■ Job ■
Reproduce all of the data exactly.

■ Task inputs ■
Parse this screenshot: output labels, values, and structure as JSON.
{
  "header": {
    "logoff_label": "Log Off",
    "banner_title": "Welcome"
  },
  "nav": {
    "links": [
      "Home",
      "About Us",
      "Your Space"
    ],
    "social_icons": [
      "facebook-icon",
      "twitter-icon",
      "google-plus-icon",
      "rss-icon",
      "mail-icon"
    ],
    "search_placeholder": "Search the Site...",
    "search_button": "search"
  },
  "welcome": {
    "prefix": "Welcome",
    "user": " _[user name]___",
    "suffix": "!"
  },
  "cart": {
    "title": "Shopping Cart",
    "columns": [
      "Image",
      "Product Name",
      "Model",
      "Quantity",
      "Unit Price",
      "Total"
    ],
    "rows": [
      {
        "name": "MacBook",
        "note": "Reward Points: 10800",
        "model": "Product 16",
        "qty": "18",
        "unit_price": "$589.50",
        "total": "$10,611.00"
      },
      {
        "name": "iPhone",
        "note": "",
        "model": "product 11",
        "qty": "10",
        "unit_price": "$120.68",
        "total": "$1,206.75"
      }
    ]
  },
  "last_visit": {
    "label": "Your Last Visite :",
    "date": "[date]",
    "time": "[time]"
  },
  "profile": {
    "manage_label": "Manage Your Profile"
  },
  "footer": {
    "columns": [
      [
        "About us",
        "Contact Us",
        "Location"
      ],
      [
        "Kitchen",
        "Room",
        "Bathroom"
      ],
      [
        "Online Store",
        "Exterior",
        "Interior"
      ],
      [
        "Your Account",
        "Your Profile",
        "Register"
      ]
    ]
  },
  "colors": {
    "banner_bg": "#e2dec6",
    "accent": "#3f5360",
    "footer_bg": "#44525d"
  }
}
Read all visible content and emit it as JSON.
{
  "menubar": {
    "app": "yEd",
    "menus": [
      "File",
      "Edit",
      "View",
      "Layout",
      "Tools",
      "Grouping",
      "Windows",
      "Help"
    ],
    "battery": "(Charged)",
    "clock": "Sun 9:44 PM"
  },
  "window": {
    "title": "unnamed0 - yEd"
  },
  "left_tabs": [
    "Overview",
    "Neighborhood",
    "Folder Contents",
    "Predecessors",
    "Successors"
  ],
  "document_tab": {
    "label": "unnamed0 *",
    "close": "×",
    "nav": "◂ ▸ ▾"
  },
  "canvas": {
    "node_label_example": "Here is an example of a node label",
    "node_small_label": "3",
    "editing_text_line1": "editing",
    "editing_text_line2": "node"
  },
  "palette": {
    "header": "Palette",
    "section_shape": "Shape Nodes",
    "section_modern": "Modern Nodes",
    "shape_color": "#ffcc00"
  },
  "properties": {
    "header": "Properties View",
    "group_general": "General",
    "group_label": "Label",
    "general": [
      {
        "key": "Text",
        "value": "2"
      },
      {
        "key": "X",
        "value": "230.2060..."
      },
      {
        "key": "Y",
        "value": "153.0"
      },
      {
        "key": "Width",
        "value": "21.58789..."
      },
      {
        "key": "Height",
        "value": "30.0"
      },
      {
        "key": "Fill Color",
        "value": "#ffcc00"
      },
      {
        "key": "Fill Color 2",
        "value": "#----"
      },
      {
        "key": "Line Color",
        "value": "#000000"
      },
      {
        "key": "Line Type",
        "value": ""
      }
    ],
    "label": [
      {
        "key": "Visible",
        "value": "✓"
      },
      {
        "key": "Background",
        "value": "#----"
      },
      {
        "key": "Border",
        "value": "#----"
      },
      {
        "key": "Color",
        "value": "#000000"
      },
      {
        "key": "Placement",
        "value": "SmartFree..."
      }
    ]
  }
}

■ Output for this exercise ■
Parse this screenshot: output labels, values, and structure as JSON.
{
  "header": {
    "logoff_label": "Log Off",
    "banner_title": "Welcome"
  },
  "nav": {
    "links": [
      "Home",
      "About Us",
      "Your Space"
    ],
    "social_icons": [
      "facebook-icon",
      "twitter-icon",
      "google-plus-icon",
      "rss-icon",
      "mail-icon"
    ],
    "search_placeholder": "Search the Site...",
    "search_button": "search"
  },
  "welcome": {
    "prefix": "Welcome",
    "user": " _[user name]___",
    "suffix": "!"
  },
  "cart": {
    "title": "Shopping Cart",
    "columns": [
      "Image",
      "Product Name",
      "Model",
      "Quantity",
      "Unit Price",
      "Total"
    ],
    "rows": [
      {
        "name": "MacBook",
        "note": "Reward Points: 10800",
        "model": "Product 16",
        "qty": "18",
        "unit_price": "$589.50",
        "total": "$10,611.00"
      },
      {
        "name": "iPhone",
        "note": "",
        "model": "product 11",
        "qty": "10",
        "unit_price": "$120.68",
        "total": "$1,206.75"
      }
    ]
  },
  "last_visit": {
    "label": "Your Last Visite :",
    "date": "[date]",
    "time": "[time]"
  },
  "profile": {
    "manage_label": "Manage Your Profile"
  },
  "footer": {
    "columns": [
      [
        "About us",
        "Contact Us",
        "Location"
      ],
      [
        "Kitchen",
        "Room",
        "Bathroom"
      ],
      [
        "Online Store",
        "Exterior",
        "Interior"
      ],
      [
        "Your Account",
        "Your Profile",
        "Register"
      ]
    ]
  },
  "colors": {
    "banner_bg": "#e2dec6",
    "accent": "#3f5360",
    "footer_bg": "#44525d"
  }
}
Read all visible content and emit it as JSON.
{
  "menubar": {
    "app": "yEd",
    "menus": [
      "File",
      "Edit",
      "View",
      "Layout",
      "Tools",
      "Grouping",
      "Windows",
      "Help"
    ],
    "battery": "(Charged)",
    "clock": "Sun 9:44 PM"
  },
  "window": {
    "title": "unnamed0 - yEd"
  },
  "left_tabs": [
    "Overview",
    "Neighborhood",
    "Folder Contents",
    "Predecessors",
    "Successors"
  ],
  "document_tab": {
    "label": "unnamed0 *",
    "close": "×",
    "nav": "◂ ▸ ▾"
  },
  "canvas": {
    "node_label_example": "Here is an example of a node label",
    "node_small_label": "3",
    "editing_text_line1": "editing",
    "editing_text_line2": "node"
  },
  "palette": {
    "header": "Palette",
    "section_shape": "Shape Nodes",
    "section_modern": "Modern Nodes",
    "shape_color": "#ffcc00"
  },
  "properties": {
    "header": "Properties View",
    "group_general": "General",
    "group_label": "Label",
    "general": [
      {
        "key": "Text",
        "value": "2"
      },
      {
        "key": "X",
        "value": "230.2060..."
      },
      {
        "key": "Y",
        "value": "153.0"
      },
      {
        "key": "Width",
        "value": "21.58789..."
      },
      {
        "key": "Height",
        "value": "30.0"
      },
      {
        "key": "Fill Color",
        "value": "#ffcc00"
      },
      {
        "key": "Fill Color 2",
        "value": "#----"
      },
      {
        "key": "Line Color",
        "value": "#000000"
      },
      {
        "key": "Line Type",
        "value": ""
      }
    ],
    "label": [
      {
        "key": "Visible",
        "value": "✓"
      },
      {
        "key": "Background",
        "value": "#----"
      },
      {
        "key": "Border",
        "value": "#----"
      },
      {
        "key": "Color",
        "value": "#000000"
      },
      {
        "key": "Placement",
        "value": "SmartFree..."
      }
    ]
  }
}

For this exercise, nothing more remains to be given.